Task requirements:
Spot each line that carries the word "Terdiri"; copy those lines.

A run of records
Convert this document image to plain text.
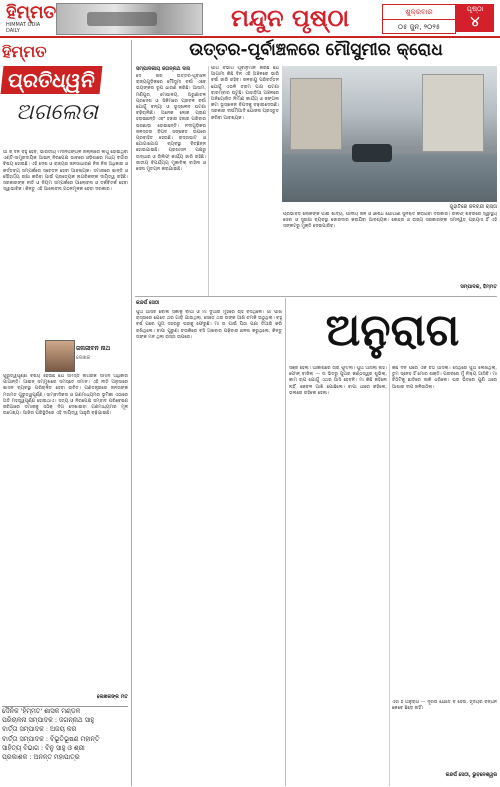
ହିମ୍ମତ
HIMMAT ODIA DAILY	ମନ୍ଦୁନ ପୃଷ୍ଠା	ଶୁକ୍ରବାର
୦୫ ଜୁନ, ୨୦୨୫
ପୃଷ୍ଠା
୪
ହିମ୍ମତ
ପ୍ରତିଧ୍ୱନି
ଅଗଲେତା
ଆ ଜ୍ ଦିନ ବହୁ ହେବ, ଭାରତୀୟ ମଦନପିଙ୍ଗଳ ଜିଲ୍ଲାରେ ଲାଗୁ ହୋଇଥିବା ଏଣ୍ଟି-ସାମ୍ପ୍ରଦାୟିକ ଆଇନ୍ ନିରପେକ୍ଷ ଭାବରେ ଓଡ଼ିଶାରେ ମଧ୍ୟ ଚର୍ଚ୍ଚାର ବିଷୟ ହୋଇଛି। ଏହି ଦେଶ ଓ ରାଜ୍ୟର ଜନସାଧାରଣ ନିଜ ନିଜ ଅଧିକାର ଓ କର୍ତ୍ତବ୍ୟ ସମ୍ପର୍କରେ ସଚେତନ ହେବା ଆବଶ୍ୟକ। ସମାଜରେ ଶାନ୍ତି ଓ ସୌହାର୍ଦ୍ଦ୍ୟ ରକ୍ଷା କରିବା ପାଇଁ ପ୍ରତ୍ୟେକ ନାଗରିକଙ୍କ ଦାୟିତ୍ୱ ରହିଛି। ସରକାରଙ୍କ ନୀତି ଓ ନିୟମ ସମ୍ପର୍କରେ ଆଲୋଚନା ଓ ତର୍କବିତର୍କ ହେବା ସ୍ୱାଭାବିକ। କିନ୍ତୁ ଏହି ଆଲୋଚନା ଗଠନମୂଳକ ହେବା ଦରକାର।
ଜନାଜୀବନ ନାଥ
ଲେଖକ
ଗୁରୁତ୍ୱପୂର୍ଣ୍ଣ ବିଷୟ ହେଉଛି ଯେ ସମସ୍ତ ନାଗରିକ ସମାନ ଅଧିକାର ପାଆନ୍ତି। ଆଇନ୍ ସମ୍ମୁଖରେ ସମସ୍ତେ ସମାନ। ଏହି ନୀତି ଅନୁସାରେ ଶାସନ ବ୍ୟବସ୍ଥା ପରିଚାଳିତ ହେବା ଉଚିତ। ଗଣତନ୍ତ୍ରରେ ଜନତାଙ୍କ ମତାମତ ଗୁରୁତ୍ୱପୂର୍ଣ୍ଣ। ସାମ୍ବାଦିକତା ଓ ଗଣମାଧ୍ୟମର ଭୂମିକା ଏଠାରେ ଅତି ମହତ୍ତ୍ୱପୂର୍ଣ୍ଣ ହୋଇଥାଏ। ସତ୍ୟ ଓ ନିରପେକ୍ଷ ସମ୍ବାଦ ପରିବେଷଣ ଜରିଆରେ ସମାଜକୁ ସଠିକ୍ ଦିଗ ଦେଖାଇବା ଗଣମାଧ୍ୟମର ମୂଳ ଉଦ୍ଦେଶ୍ୟ। ଆଜିର ପରିସ୍ଥିତିରେ ଏହି ଦାୟିତ୍ୱ ଆହୁରି ବଢ଼ିଯାଇଛି।
ଲେଖକଙ୍କ ମତ
ଦୈନିକ 'ହିମ୍ମତ' ଶାସକ ମଣ୍ଡଳ
ପରିଚାଳନା ସମ୍ପାଦକ : ଜଗନ୍ନାଥ ସାହୁ
ବାର୍ତ୍ତା ସମ୍ପାଦକ : ଅଜୟ କର
ବାର୍ତ୍ତା ସମ୍ପାଦକ : ବିଭୂତିଭୂଷଣ ମହାନ୍ତି
ସାହିତ୍ୟ ବିଭାଗ : ବିନୁ ସାହୁ ଓ ଶ୍ରୀ
ପ୍ରକାଶକ : ଅନନ୍ତ ମହାପାତ୍ର
ଉତ୍ତର-ପୂର୍ବାଞ୍ଚଳରେ ମୌସୁମୀର କ୍ରୋଧ
ସମ୍ପାଦକୀୟ ଜଗନ୍ନାଥ ଦାସ
ଦେ ଶର ଉତ୍ତର-ପୂର୍ବାଞ୍ଚଳ ରାଜ୍ୟଗୁଡ଼ିକରେ ମୌସୁମୀ ବର୍ଷା ଏବେ ଭୟଙ୍କର ରୂପ ଧାରଣ କରିଛି। ଆସାମ, ମଣିପୁର, ମେଘାଳୟ, ଅରୁଣାଚଳ ପ୍ରଦେଶ ଓ ସିକିମରେ ପ୍ରବଳ ବର୍ଷା ଯୋଗୁଁ ବନ୍ୟା ଓ ଭୂସ୍ଖଳନ ଘଟଣା ବଢ଼ିଚାଲିଛି। ଅନେକ ଲୋକ ପ୍ରାଣ ହରାଇଛନ୍ତି ଏବଂ ହଜାର ହଜାର ପରିବାର ଘରଛାଡ଼ା ହୋଇଛନ୍ତି। ନଦୀଗୁଡ଼ିକର ଜଳସ୍ତର ବିପଦ ସଙ୍କେତ ଉପରେ ପ୍ରବାହିତ ହେଉଛି। ରାସ୍ତାଘାଟ ଓ ଯୋଗାଯୋଗ ବ୍ୟବସ୍ଥା ବିଚ୍ଛିନ୍ନ ହୋଇଯାଇଛି। ପ୍ରଶାସନ ପକ୍ଷରୁ ଉଦ୍ଧାର ଓ ରିଲିଫ୍ କାର୍ଯ୍ୟ ଜାରି ରହିଛି। ଜାତୀୟ ବିପର୍ଯ୍ୟୟ ମୁକାବିଲା ବାହିନୀ ଓ ସେନା ମୁତୟନ କରାଯାଇଛି।
ପାଗ ବିଭାଗ ପୂର୍ବାନୁମାନ କରିଛି ଯେ ଆଗାମୀ କିଛି ଦିନ ଏହି ଅଞ୍ଚଳରେ ଭାରି ବର୍ଷା ଜାରି ରହିବ। ଜଳବାୟୁ ପରିବର୍ତ୍ତନ ଯୋଗୁଁ ଏଭଳି ଚରମ ପାଗ ଘଟଣା ବାରମ୍ବାର ଘଟୁଛି। ପାହାଡ଼ିଆ ଅଞ୍ଚଳରେ ଅନିୟୋଜିତ ନିର୍ମାଣ କାର୍ଯ୍ୟ ଓ ଜଙ୍ଗଲ କଟା ଭୂସ୍ଖଳନ ବିପଦକୁ ବଢ଼ାଇଦେଉଛି। ସରକାର ଦୀର୍ଘମିଆଦି ଯୋଜନା ପ୍ରସ୍ତୁତ କରିବା ଆବଶ୍ୟକ।
ଗୁହାଟିରେ ଜଳବନ୍ଦୀ ରାସ୍ତା
ପ୍ରଭାବିତ ଲୋକଙ୍କ ପାଇଁ ଖାଦ୍ୟ, ପାନୀୟ ଜଳ ଓ ଔଷଧ ଯୋଗାଣ ସୁନିଶ୍ଚିତ କରାଯିବା ଦରକାର। ରିଲିଫ୍ ଶିବିରରେ ସ୍ୱାସ୍ଥ୍ୟ ସେବା ଓ ସୁରକ୍ଷା ବ୍ୟବସ୍ଥା ଜୋରଦାର କରାଯିବା ଆବଶ୍ୟକ। କେନ୍ଦ୍ର ଓ ରାଜ୍ୟ ସରକାରଙ୍କ ସମନ୍ୱିତ ପ୍ରୟାସ ହିଁ ଏହି ସଙ୍କଟରୁ ମୁକ୍ତି ଦେଇପାରିବ।
ସମ୍ପାଦକ, ହିମ୍ମତ
କନ୍ଦର୍ପ ସେଠୀ
ପୁଅ ଆସିବ ବୋଲି ସକାଳୁ ବାପା ଓ ମା ଦୁଆର ମୁହଁରେ ଚାହିଁ ବସିଥିଲେ। ଗାଁ ପାଖ ରାସ୍ତାରେ ଯେତେ ଥର ଗାଡ଼ି ଯାଉଥିଲା, ସେତେ ଥର ତାଙ୍କ ଆଖି ଚମକି ଉଠୁଥିଲା। ବହୁ ବର୍ଷ ପରେ ପୁଅ ସହରରୁ ଘରକୁ ଫେରୁଛି। ମା ତା ପାଇଁ ପିଠା ପଣା ତିଆରି କରି ରଖିଥିଲେ। ବାପା ପୁରୁଣା ଚଉକିରେ ବସି ଅଖବାର ପଢ଼ିବାର ଛଳନା କରୁଥିଲେ, କିନ୍ତୁ ତାଙ୍କ ମନ ଥିଲା ରାସ୍ତା ଉପରେ।	ଅନୁରାଗ
ସଞ୍ଜ ହେଲା। ଆକାଶରେ ତାରା ଫୁଟିଲା। ପୁଅ ଆସିଲା ନାହିଁ। ଫୋନ୍ ବାଜିଲା — ତା ଭିତରୁ ପୁଅର କଣ୍ଠସ୍ୱର ଶୁଭିଲା, କାମ ଚାପ ଯୋଗୁଁ ଏଥର ଆସି ହେବନି। ମା କିଛି କହିଲେ ନାହିଁ, କେବଳ ଆଖି ପୋଛିଲେ। ବାପା ଧୀରେ କହିଲେ, ଭଲରେ ରହିଲେ ହେଲା।
କିଛି ଦିନ ପରେ ଏକ ଚିଠି ଆସିଲା। ସେଥିରେ ପୁଅ ଲେଖିଥିଲା, ତୁମ ସ୍ନେହ ହିଁ ମୋର ଶକ୍ତି। ପରବରେ ମୁଁ ନିଶ୍ଚୟ ଆସିବି। ମା ଚିଠିଟିକୁ ଛାତିରେ ଜାକି ଧରିଲେ। ଘର ଭିତରେ ପୁଣି ଥରେ ଆଶାର ଦୀପ ଜଳିଉଠିଲା।
ଏହା ହିଁ ଅନୁରାଗ — ଦୂରତା ଯେତେ ବି ହେଉ, ହୃଦୟର ବନ୍ଧନ କେବେ ଛିଡ଼େ ନାହିଁ।
କନ୍ଦର୍ପ ସେଠୀ, ଭୁବନେଶ୍ୱର
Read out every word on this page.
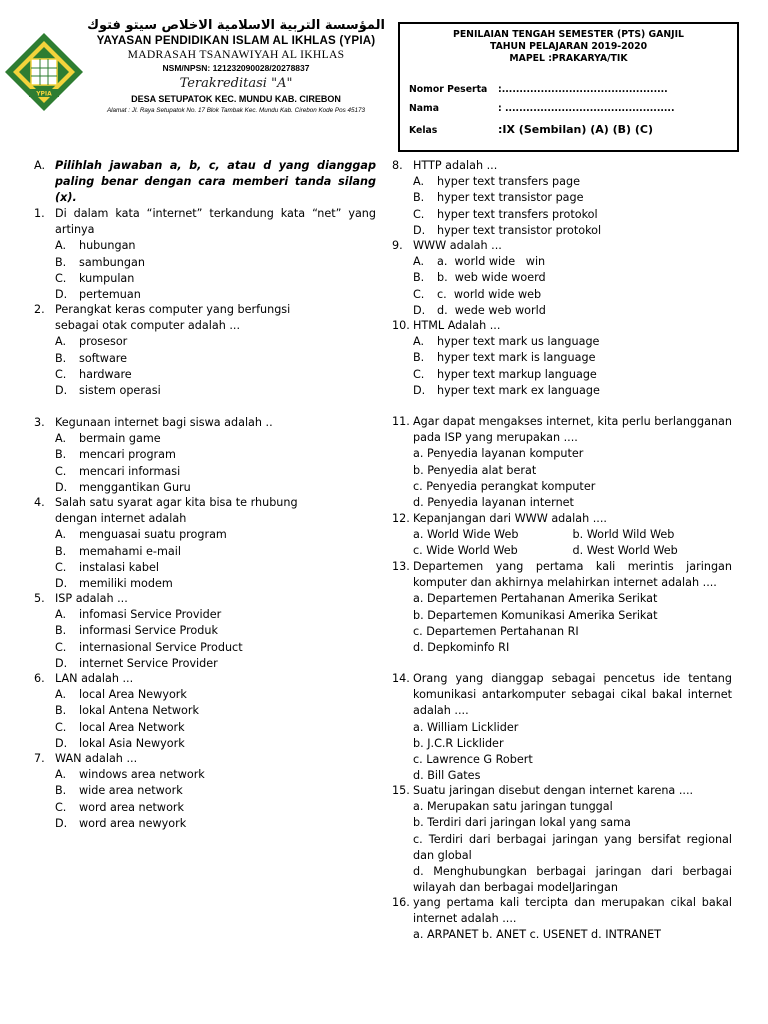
YPIA
المؤسسة التربية الاسلامية الاخلاص سيتو فتوك
YAYASAN PENDIDIKAN ISLAM AL IKHLAS (YPIA)
MADRASAH TSANAWIYAH AL IKHLAS
NSM/NPSN: 121232090028/20278837
Terakreditasi "A"
DESA SETUPATOK KEC. MUNDU KAB. CIREBON
Alamat : Jl. Raya Setupatok No. 17 Blok Tambak Kec. Mundu Kab. Cirebon Kode Pos 45173
PENILAIAN TENGAH SEMESTER (PTS) GANJIL
TAHUN PELAJARAN 2019-2020
MAPEL :PRAKARYA/TIK
Nomor Peserta :...............................................
Nama	: ................................................
Kelas	:IX (Sembilan) (A) (B) (C)
A. Pilihlah jawaban a, b, c, atau d yang dianggap paling benar dengan cara memberi tanda silang (x).
1. Di dalam kata “internet” terkandung kata “net” yang artinya
A.	hubungan
B.	sambungan
C.	kumpulan
D.	pertemuan
2. Perangkat keras computer yang berfungsi sebagai otak computer adalah ...
A.	prosesor
B.	software
C.	hardware
D.	sistem operasi
3. Kegunaan internet bagi siswa adalah ..
A.	bermain game
B.	mencari program
C.	mencari informasi
D.	menggantikan Guru
4. Salah satu syarat agar kita bisa te rhubung dengan internet adalah
A.	menguasai suatu program
B.	memahami e-mail
C.	instalasi kabel
D.	memiliki modem
5. ISP adalah ...
A.	infomasi Service Provider
B.	informasi Service Produk
C.	internasional Service Product
D.	internet Service Provider
6. LAN adalah ...
A.	local Area Newyork
B.	lokal Antena Network
C.	local Area Network
D.	lokal Asia Newyork
7. WAN adalah ...
A.	windows area network
B.	wide area network
C.	word area network
D.	word area newyork
8. HTTP adalah ...
A.	hyper text transfers page
B.	hyper text transistor page
C.	hyper text transfers protokol
D.	hyper text transistor protokol
9. WWW adalah ...
A.	a.  world wide   win
B.	b.  web wide woerd
C.	c.  world wide web
D.	d.  wede web world
10. HTML Adalah ...
A.	hyper text mark us language
B.	hyper text mark is language
C.	hyper text markup language
D.	hyper text mark ex language
11. Agar dapat mengakses internet, kita perlu berlangganan pada ISP yang merupakan ....
a. Penyedia layanan komputer
b. Penyedia alat berat
c. Penyedia perangkat komputer
d. Penyedia layanan internet
12. Kepanjangan dari WWW adalah ....
a. World Wide Web	b. World Wild Web
c. Wide World Web	d. West World Web
13. Departemen yang pertama kali merintis jaringan komputer dan akhirnya melahirkan internet adalah ....
a. Departemen Pertahanan Amerika Serikat
b. Departemen Komunikasi Amerika Serikat
c. Departemen Pertahanan RI
d. Depkominfo RI
14. Orang yang dianggap sebagai pencetus ide tentang komunikasi antarkomputer sebagai cikal bakal internet adalah ....
a. William Licklider
b. J.C.R Licklider
c. Lawrence G Robert
d. Bill Gates
15. Suatu jaringan disebut dengan internet karena ....
a. Merupakan satu jaringan tunggal
b. Terdiri dari jaringan lokal yang sama
c. Terdiri dari berbagai jaringan yang bersifat regional dan global
d. Menghubungkan berbagai jaringan dari berbagai wilayah dan berbagai modelJaringan
16. yang pertama kali tercipta dan merupakan cikal bakal internet adalah ....
a. ARPANET b. ANET c. USENET d. INTRANET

Final answer:
b. Terdiri dari jaringan lokal yang sama
c. Terdiri dari berbagai jaringan yang bersifat regional dan global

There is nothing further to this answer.